§ **Goal**: Leave the pictures out, and retype all of the material exactly as written.

--- start Task data ---

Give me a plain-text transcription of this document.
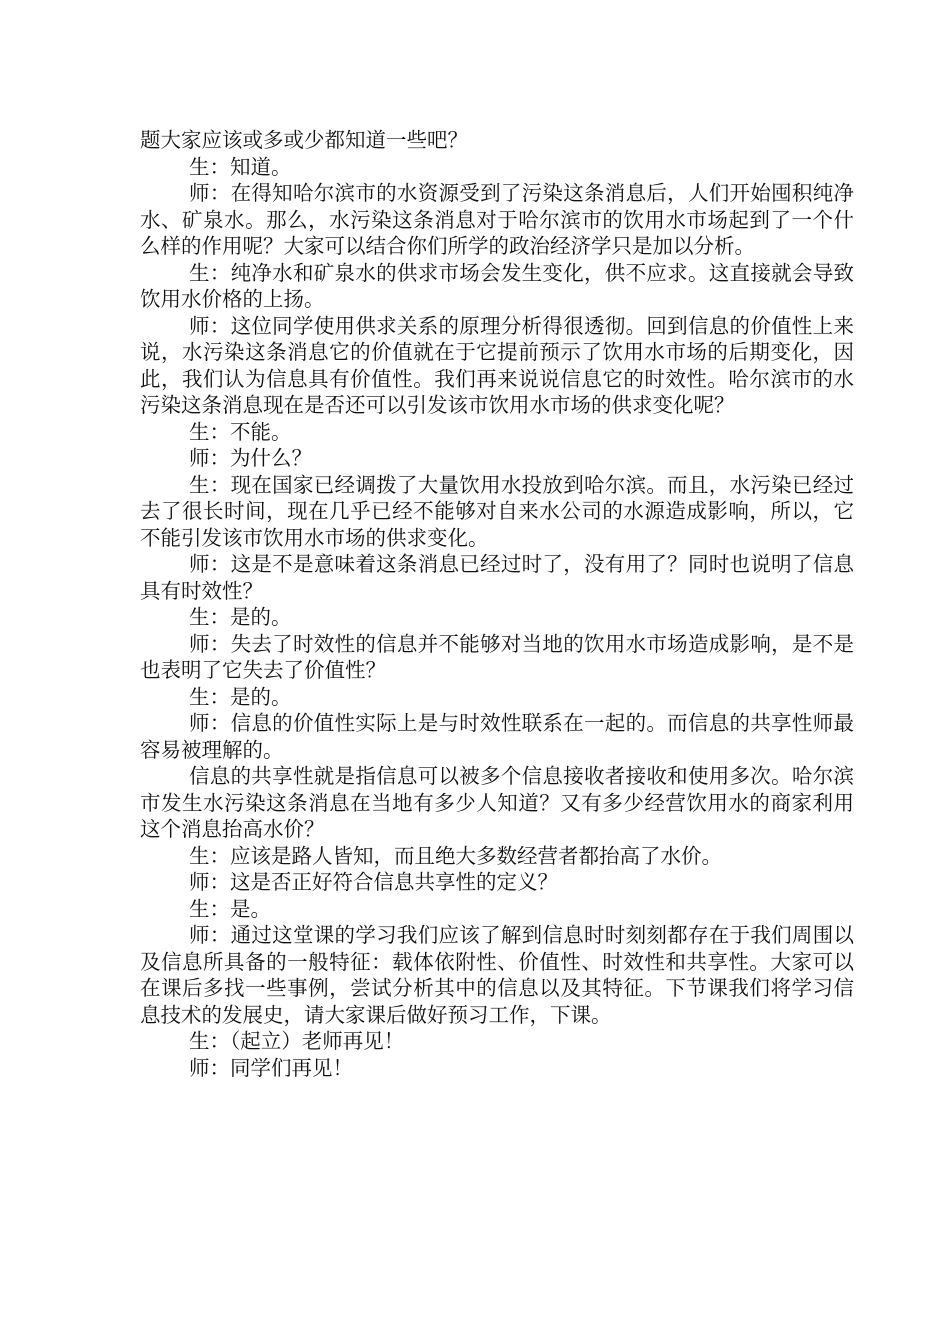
题大家应该或多或少都知道一些吧？

生：知道。

师：在得知哈尔滨市的水资源受到了污染这条消息后，人们开始囤积纯净水、矿泉水。那么，水污染这条消息对于哈尔滨市的饮用水市场起到了一个什么样的作用呢？大家可以结合你们所学的政治经济学只是加以分析。

生：纯净水和矿泉水的供求市场会发生变化，供不应求。这直接就会导致饮用水价格的上扬。

师：这位同学使用供求关系的原理分析得很透彻。回到信息的价值性上来说，水污染这条消息它的价值就在于它提前预示了饮用水市场的后期变化，因此，我们认为信息具有价值性。我们再来说说信息它的时效性。哈尔滨市的水污染这条消息现在是否还可以引发该市饮用水市场的供求变化呢？

生：不能。

师：为什么？

生：现在国家已经调拨了大量饮用水投放到哈尔滨。而且，水污染已经过去了很长时间，现在几乎已经不能够对自来水公司的水源造成影响，所以，它不能引发该市饮用水市场的供求变化。

师：这是不是意味着这条消息已经过时了，没有用了？同时也说明了信息具有时效性？

生：是的。

师：失去了时效性的信息并不能够对当地的饮用水市场造成影响，是不是也表明了它失去了价值性？

生：是的。

师：信息的价值性实际上是与时效性联系在一起的。而信息的共享性师最容易被理解的。

信息的共享性就是指信息可以被多个信息接收者接收和使用多次。哈尔滨市发生水污染这条消息在当地有多少人知道？又有多少经营饮用水的商家利用这个消息抬高水价？

生：应该是路人皆知，而且绝大多数经营者都抬高了水价。

师：这是否正好符合信息共享性的定义？

生：是。

师：通过这堂课的学习我们应该了解到信息时时刻刻都存在于我们周围以及信息所具备的一般特征：载体依附性、价值性、时效性和共享性。大家可以在课后多找一些事例，尝试分析其中的信息以及其特征。下节课我们将学习信息技术的发展史，请大家课后做好预习工作，下课。

生：（起立）老师再见！

师：同学们再见！
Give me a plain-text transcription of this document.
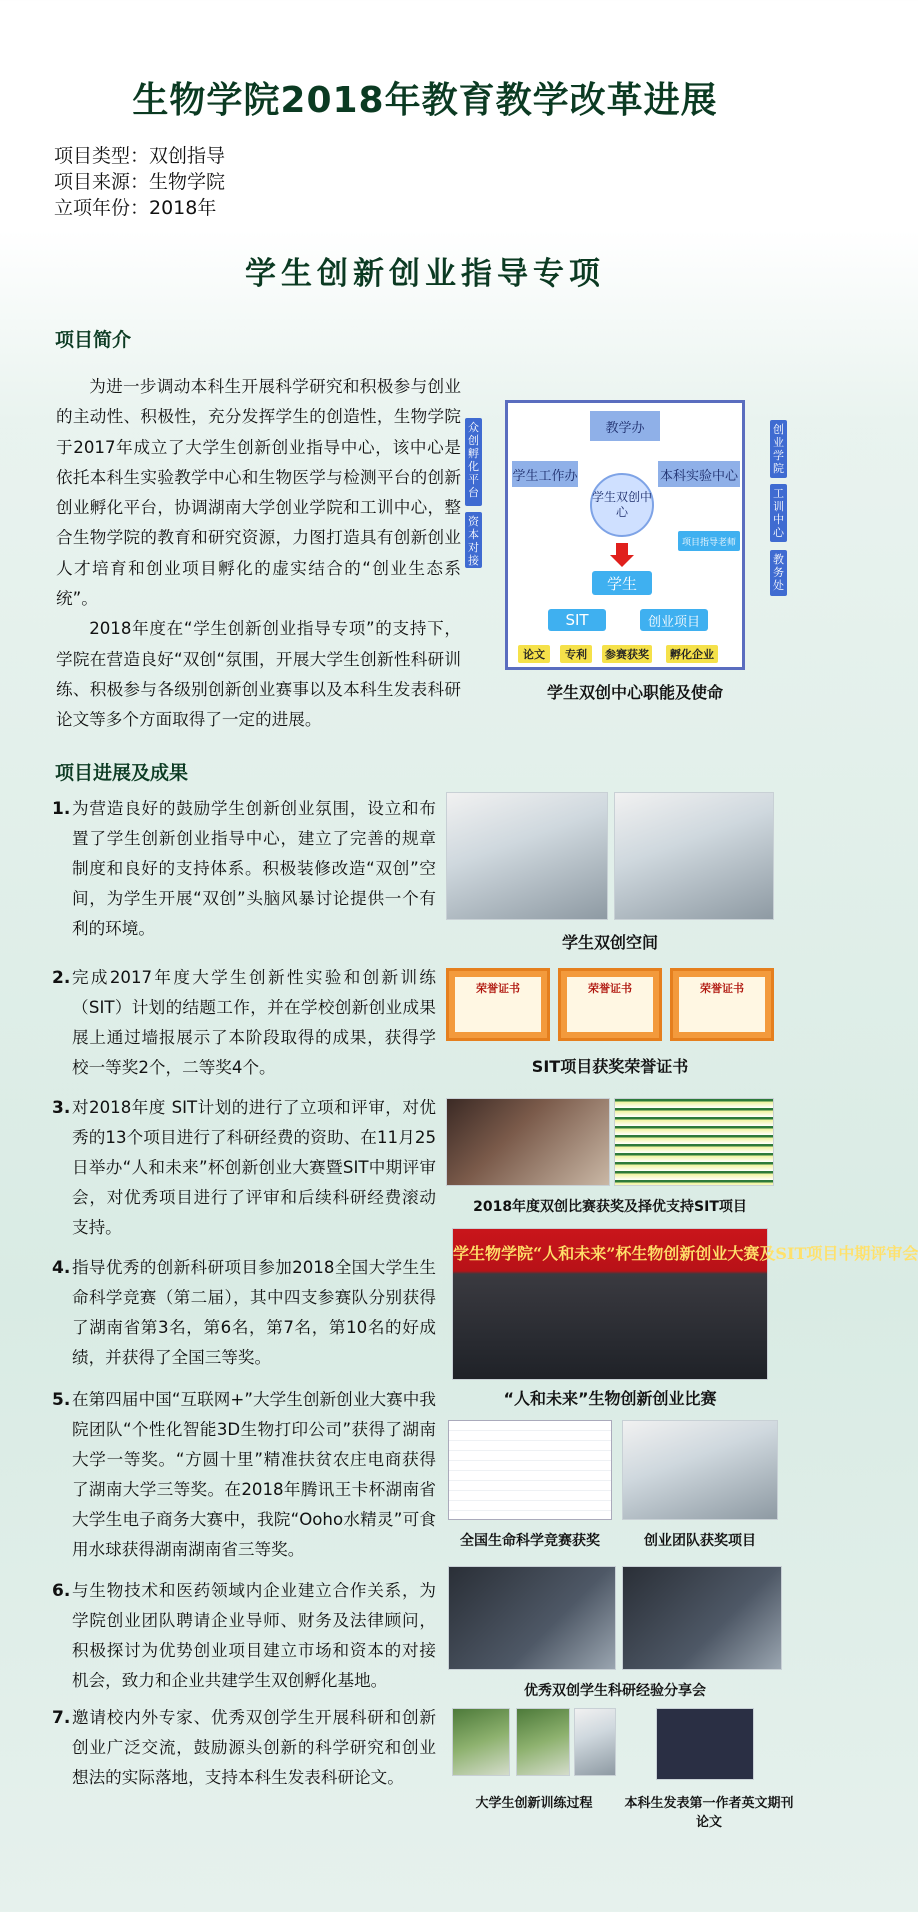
生物学院2018年教育教学改革进展
项目类型：双创指导
项目来源：生物学院
立项年份：2018年
学生创新创业指导专项
项目简介

为进一步调动本科生开展科学研究和积极参与创业的主动性、积极性，充分发挥学生的创造性，生物学院于2017年成立了大学生创新创业指导中心，该中心是依托本科生实验教学中心和生物医学与检测平台的创新创业孵化平台，协调湖南大学创业学院和工训中心，整合生物学院的教育和研究资源，力图打造具有创新创业人才培育和创业项目孵化的虚实结合的“创业生态系统”。

2018年度在“学生创新创业指导专项”的支持下，学院在营造良好“双创“氛围，开展大学生创新性科研训练、积极参与各级别创新创业赛事以及本科生发表科研论文等多个方面取得了一定的进展。

众创孵化平台
资本对接
创业学院
工训中心
教务处
教学办
学生工作办	本科实验中心
学生双创中心
项目指导老师
学生
SIT	创业项目
论文	专利	参赛获奖	孵化企业
学生双创中心职能及使命
项目进展及成果
1. 为营造良好的鼓励学生创新创业氛围，设立和布置了学生创新创业指导中心，建立了完善的规章制度和良好的支持体系。积极装修改造“双创”空间，为学生开展“双创”头脑风暴讨论提供一个有利的环境。
2. 完成2017年度大学生创新性实验和创新训练（SIT）计划的结题工作，并在学校创新创业成果展上通过墙报展示了本阶段取得的成果，获得学校一等奖2个，二等奖4个。
3. 对2018年度 SIT计划的进行了立项和评审，对优秀的13个项目进行了科研经费的资助、在11月25日举办“人和未来”杯创新创业大赛暨SIT中期评审会，对优秀项目进行了评审和后续科研经费滚动支持。
4. 指导优秀的创新科研项目参加2018全国大学生生命科学竞赛（第二届），其中四支参赛队分别获得了湖南省第3名，第6名，第7名，第10名的好成绩，并获得了全国三等奖。
5. 在第四届中国“互联网+”大学生创新创业大赛中我院团队“个性化智能3D生物打印公司”获得了湖南大学一等奖。“方圆十里”精准扶贫农庄电商获得了湖南大学三等奖。在2018年腾讯王卡杯湖南省大学生电子商务大赛中，我院“Ooho水精灵”可食用水球获得湖南湖南省三等奖。
6. 与生物技术和医药领域内企业建立合作关系，为学院创业团队聘请企业导师、财务及法律顾问，积极探讨为优势创业项目建立市场和资本的对接机会，致力和企业共建学生双创孵化基地。
7. 邀请校内外专家、优秀双创学生开展科研和创新创业广泛交流，鼓励源头创新的科学研究和创业想法的实际落地，支持本科生发表科研论文。
学生双创空间
荣誉证书	荣誉证书	荣誉证书
SIT项目获奖荣誉证书
2018年度双创比赛获奖及择优支持SIT项目
学生物学院“人和未来”杯生物创新创业大赛及SIT项目中期评审会
“人和未来”生物创新创业比赛
全国生命科学竞赛获奖	创业团队获奖项目
优秀双创学生科研经验分享会
大学生创新训练过程	本科生发表第一作者英文期刊论文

--- end Task data ---

§ **Task answer**:
Give me a plain-text transcription of this document.
题大家应该或多或少都知道一些吧？

生：知道。

师：在得知哈尔滨市的水资源受到了污染这条消息后，人们开始囤积纯净水、矿泉水。那么，水污染这条消息对于哈尔滨市的饮用水市场起到了一个什么样的作用呢？大家可以结合你们所学的政治经济学只是加以分析。

生：纯净水和矿泉水的供求市场会发生变化，供不应求。这直接就会导致饮用水价格的上扬。

师：这位同学使用供求关系的原理分析得很透彻。回到信息的价值性上来说，水污染这条消息它的价值就在于它提前预示了饮用水市场的后期变化，因此，我们认为信息具有价值性。我们再来说说信息它的时效性。哈尔滨市的水污染这条消息现在是否还可以引发该市饮用水市场的供求变化呢？

生：不能。

师：为什么？

生：现在国家已经调拨了大量饮用水投放到哈尔滨。而且，水污染已经过去了很长时间，现在几乎已经不能够对自来水公司的水源造成影响，所以，它不能引发该市饮用水市场的供求变化。

师：这是不是意味着这条消息已经过时了，没有用了？同时也说明了信息具有时效性？

生：是的。

师：失去了时效性的信息并不能够对当地的饮用水市场造成影响，是不是也表明了它失去了价值性？

生：是的。

师：信息的价值性实际上是与时效性联系在一起的。而信息的共享性师最容易被理解的。

信息的共享性就是指信息可以被多个信息接收者接收和使用多次。哈尔滨市发生水污染这条消息在当地有多少人知道？又有多少经营饮用水的商家利用这个消息抬高水价？

生：应该是路人皆知，而且绝大多数经营者都抬高了水价。

师：这是否正好符合信息共享性的定义？

生：是。

师：通过这堂课的学习我们应该了解到信息时时刻刻都存在于我们周围以及信息所具备的一般特征：载体依附性、价值性、时效性和共享性。大家可以在课后多找一些事例，尝试分析其中的信息以及其特征。下节课我们将学习信息技术的发展史，请大家课后做好预习工作，下课。

生：（起立）老师再见！

师：同学们再见！
Give me a plain-text transcription of this document.
生物学院2018年教育教学改革进展
项目类型：双创指导
项目来源：生物学院
立项年份：2018年
学生创新创业指导专项
项目简介

为进一步调动本科生开展科学研究和积极参与创业的主动性、积极性，充分发挥学生的创造性，生物学院于2017年成立了大学生创新创业指导中心，该中心是依托本科生实验教学中心和生物医学与检测平台的创新创业孵化平台，协调湖南大学创业学院和工训中心，整合生物学院的教育和研究资源，力图打造具有创新创业人才培育和创业项目孵化的虚实结合的“创业生态系统”。

2018年度在“学生创新创业指导专项”的支持下，学院在营造良好“双创“氛围，开展大学生创新性科研训练、积极参与各级别创新创业赛事以及本科生发表科研论文等多个方面取得了一定的进展。

众创孵化平台
资本对接
创业学院
工训中心
教务处
教学办
学生工作办	本科实验中心
学生双创中心
项目指导老师
学生
SIT	创业项目
论文	专利	参赛获奖	孵化企业
学生双创中心职能及使命
项目进展及成果
1. 为营造良好的鼓励学生创新创业氛围，设立和布置了学生创新创业指导中心，建立了完善的规章制度和良好的支持体系。积极装修改造“双创”空间，为学生开展“双创”头脑风暴讨论提供一个有利的环境。
2. 完成2017年度大学生创新性实验和创新训练（SIT）计划的结题工作，并在学校创新创业成果展上通过墙报展示了本阶段取得的成果，获得学校一等奖2个，二等奖4个。
3. 对2018年度 SIT计划的进行了立项和评审，对优秀的13个项目进行了科研经费的资助、在11月25日举办“人和未来”杯创新创业大赛暨SIT中期评审会，对优秀项目进行了评审和后续科研经费滚动支持。
4. 指导优秀的创新科研项目参加2018全国大学生生命科学竞赛（第二届），其中四支参赛队分别获得了湖南省第3名，第6名，第7名，第10名的好成绩，并获得了全国三等奖。
5. 在第四届中国“互联网+”大学生创新创业大赛中我院团队“个性化智能3D生物打印公司”获得了湖南大学一等奖。“方圆十里”精准扶贫农庄电商获得了湖南大学三等奖。在2018年腾讯王卡杯湖南省大学生电子商务大赛中，我院“Ooho水精灵”可食用水球获得湖南湖南省三等奖。
6. 与生物技术和医药领域内企业建立合作关系，为学院创业团队聘请企业导师、财务及法律顾问，积极探讨为优势创业项目建立市场和资本的对接机会，致力和企业共建学生双创孵化基地。
7. 邀请校内外专家、优秀双创学生开展科研和创新创业广泛交流，鼓励源头创新的科学研究和创业想法的实际落地，支持本科生发表科研论文。
学生双创空间
荣誉证书	荣誉证书	荣誉证书
SIT项目获奖荣誉证书
2018年度双创比赛获奖及择优支持SIT项目
学生物学院“人和未来”杯生物创新创业大赛及SIT项目中期评审会
“人和未来”生物创新创业比赛
全国生命科学竞赛获奖	创业团队获奖项目
优秀双创学生科研经验分享会
大学生创新训练过程	本科生发表第一作者英文期刊论文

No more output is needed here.